◆ Task description: In the copy, include every entry exactly but none of the images.

========================

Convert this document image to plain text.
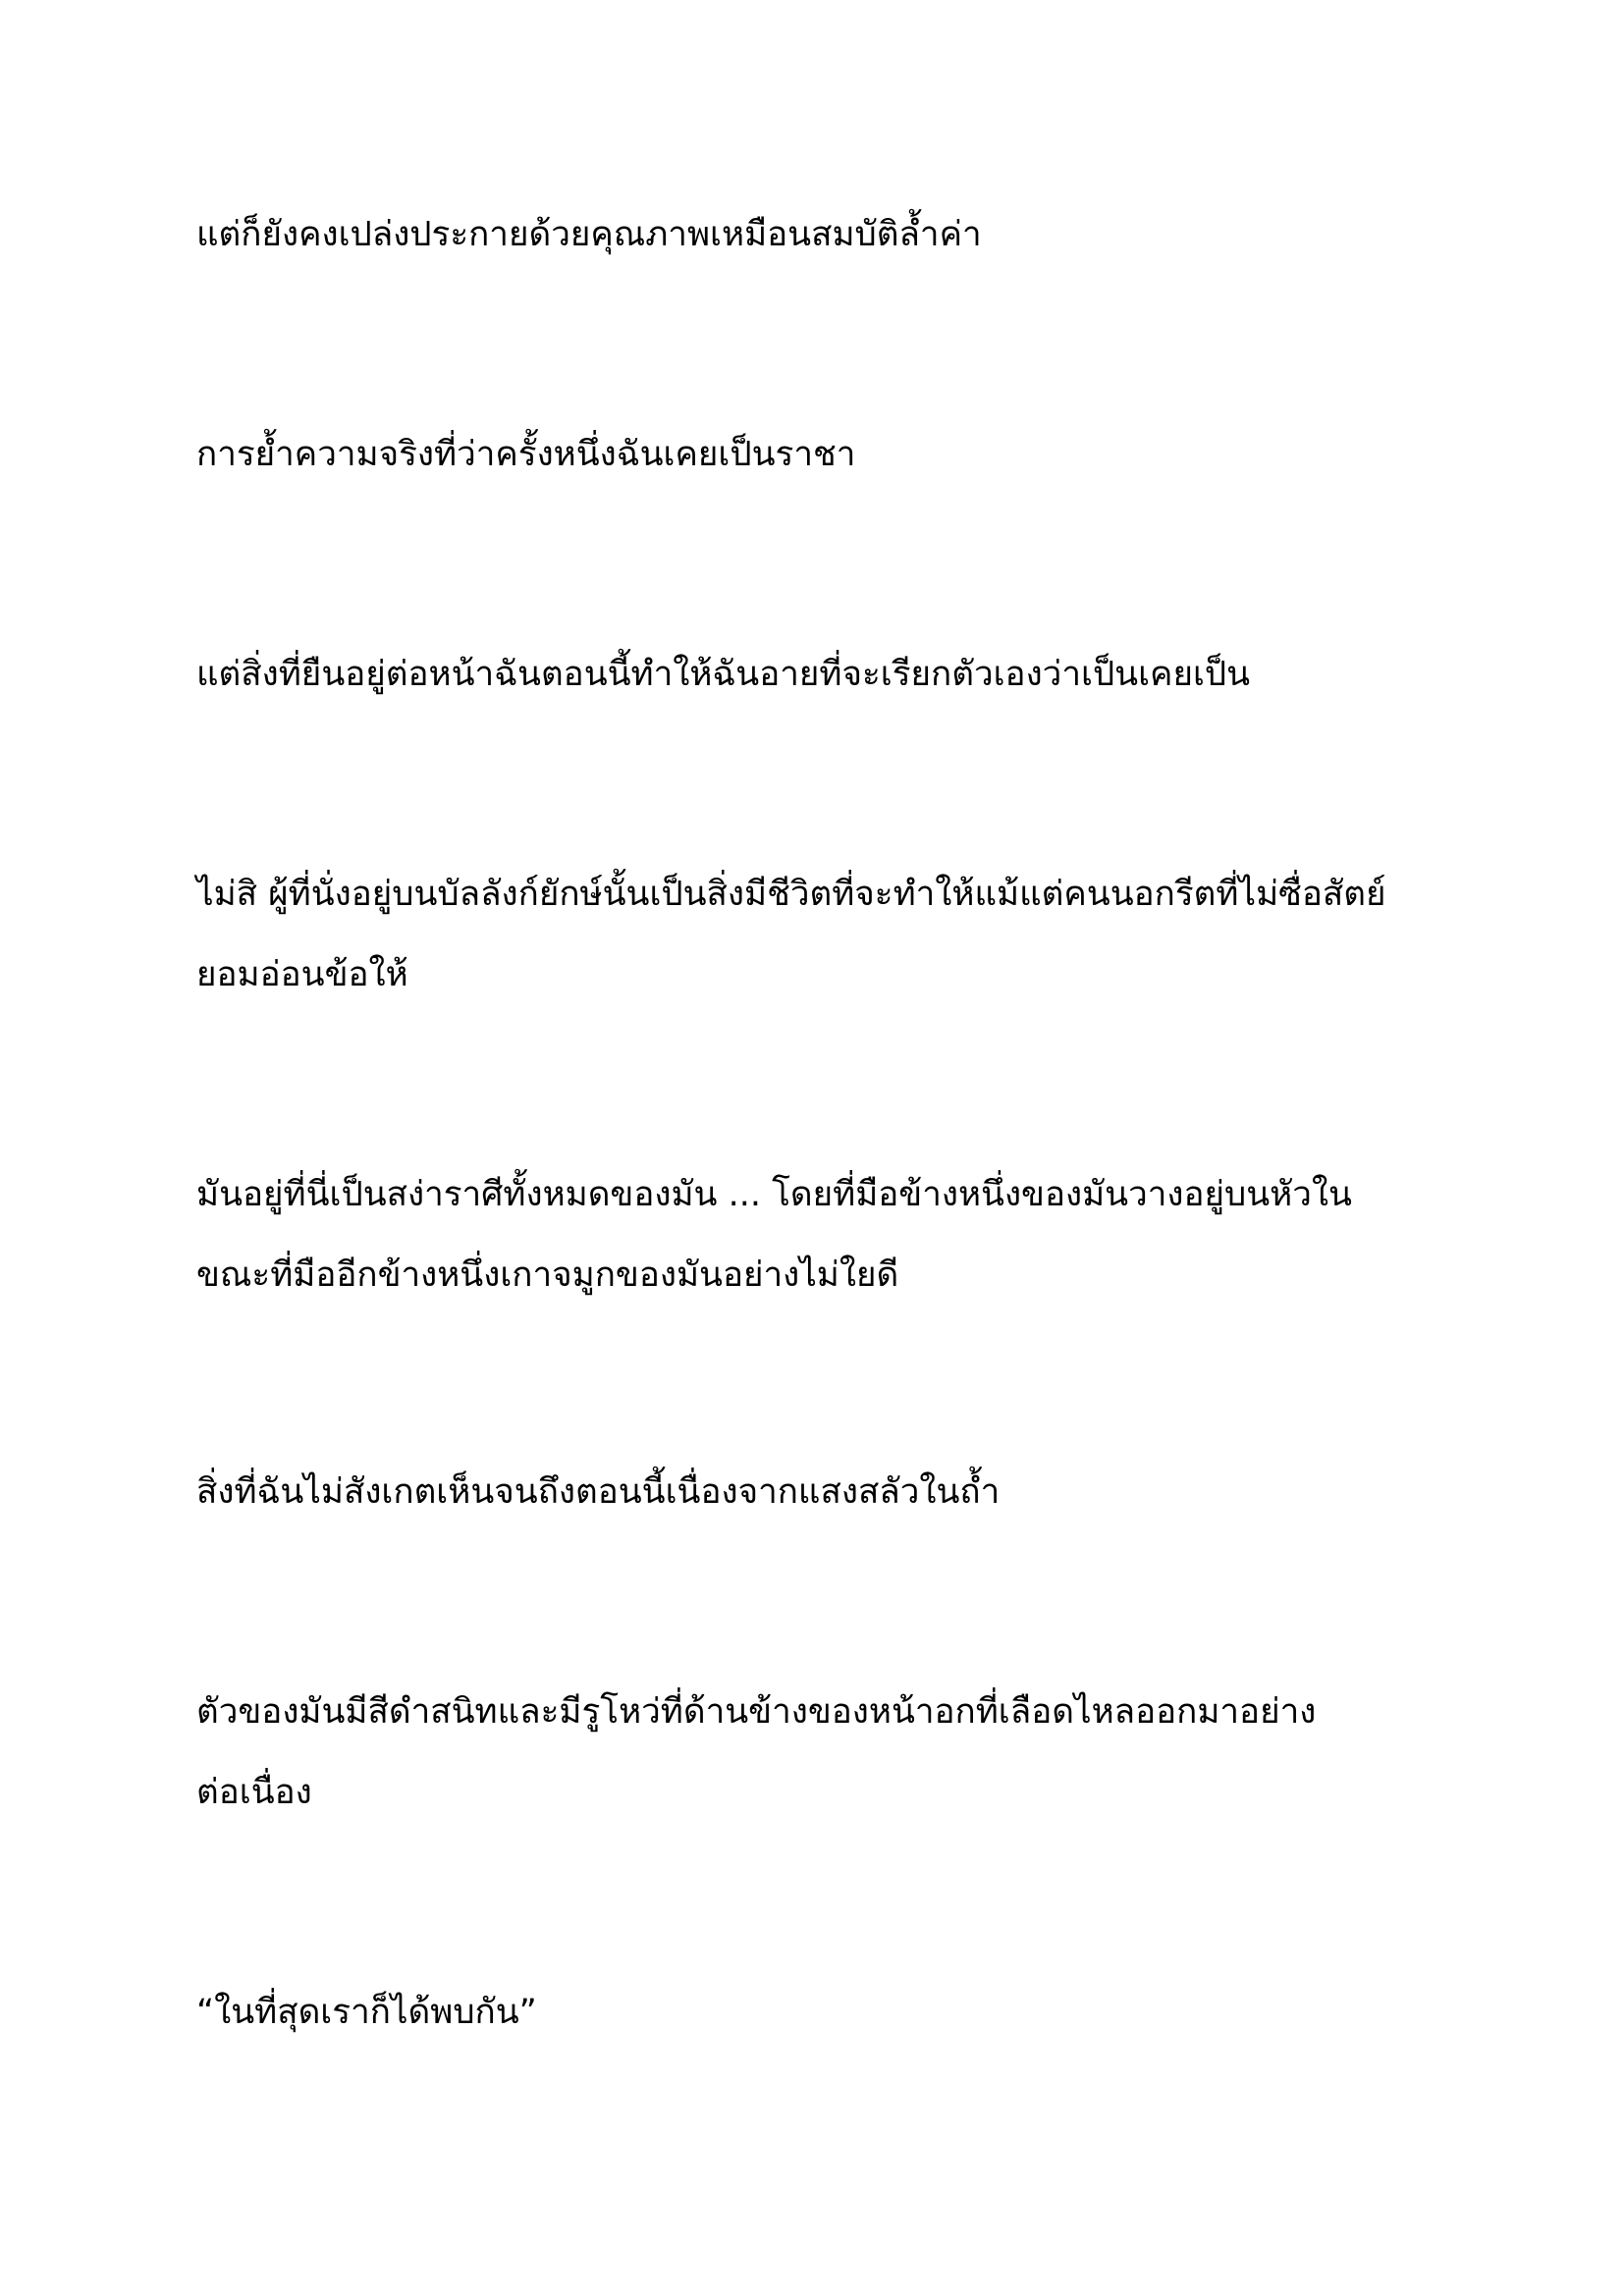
แต่ก็ยังคงเปล่งประกายด้วยคุณภาพเหมือนสมบัติล้ำค่า

การย้ำความจริงที่ว่าครั้งหนึ่งฉันเคยเป็นราชา

แต่สิ่งที่ยืนอยู่ต่อหน้าฉันตอนนี้ทำให้ฉันอายที่จะเรียกตัวเองว่าเป็นเคยเป็น

ไม่สิ ผู้ที่นั่งอยู่บนบัลลังก์ยักษ์นั้นเป็นสิ่งมีชีวิตที่จะทำให้แม้แต่คนนอกรีตที่ไม่ซื่อสัตย์
ยอมอ่อนข้อให้

มันอยู่ที่นี่เป็นสง่าราศีทั้งหมดของมัน ... โดยที่มือข้างหนึ่งของมันวางอยู่บนหัวใน
ขณะที่มืออีกข้างหนึ่งเกาจมูกของมันอย่างไม่ใยดี

สิ่งที่ฉันไม่สังเกตเห็นจนถึงตอนนี้เนื่องจากแสงสลัวในถ้ำ

ตัวของมันมีสีดำสนิทและมีรูโหว่ที่ด้านข้างของหน้าอกที่เลือดไหลออกมาอย่าง
ต่อเนื่อง

“ในที่สุดเราก็ได้พบกัน”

========================

◆ Task response:
Convert this document image to plain text.
แต่ก็ยังคงเปล่งประกายด้วยคุณภาพเหมือนสมบัติล้ำค่า

การย้ำความจริงที่ว่าครั้งหนึ่งฉันเคยเป็นราชา

แต่สิ่งที่ยืนอยู่ต่อหน้าฉันตอนนี้ทำให้ฉันอายที่จะเรียกตัวเองว่าเป็นเคยเป็น

ไม่สิ ผู้ที่นั่งอยู่บนบัลลังก์ยักษ์นั้นเป็นสิ่งมีชีวิตที่จะทำให้แม้แต่คนนอกรีตที่ไม่ซื่อสัตย์
ยอมอ่อนข้อให้

มันอยู่ที่นี่เป็นสง่าราศีทั้งหมดของมัน ... โดยที่มือข้างหนึ่งของมันวางอยู่บนหัวใน
ขณะที่มืออีกข้างหนึ่งเกาจมูกของมันอย่างไม่ใยดี

สิ่งที่ฉันไม่สังเกตเห็นจนถึงตอนนี้เนื่องจากแสงสลัวในถ้ำ

ตัวของมันมีสีดำสนิทและมีรูโหว่ที่ด้านข้างของหน้าอกที่เลือดไหลออกมาอย่าง
ต่อเนื่อง

“ในที่สุดเราก็ได้พบกัน”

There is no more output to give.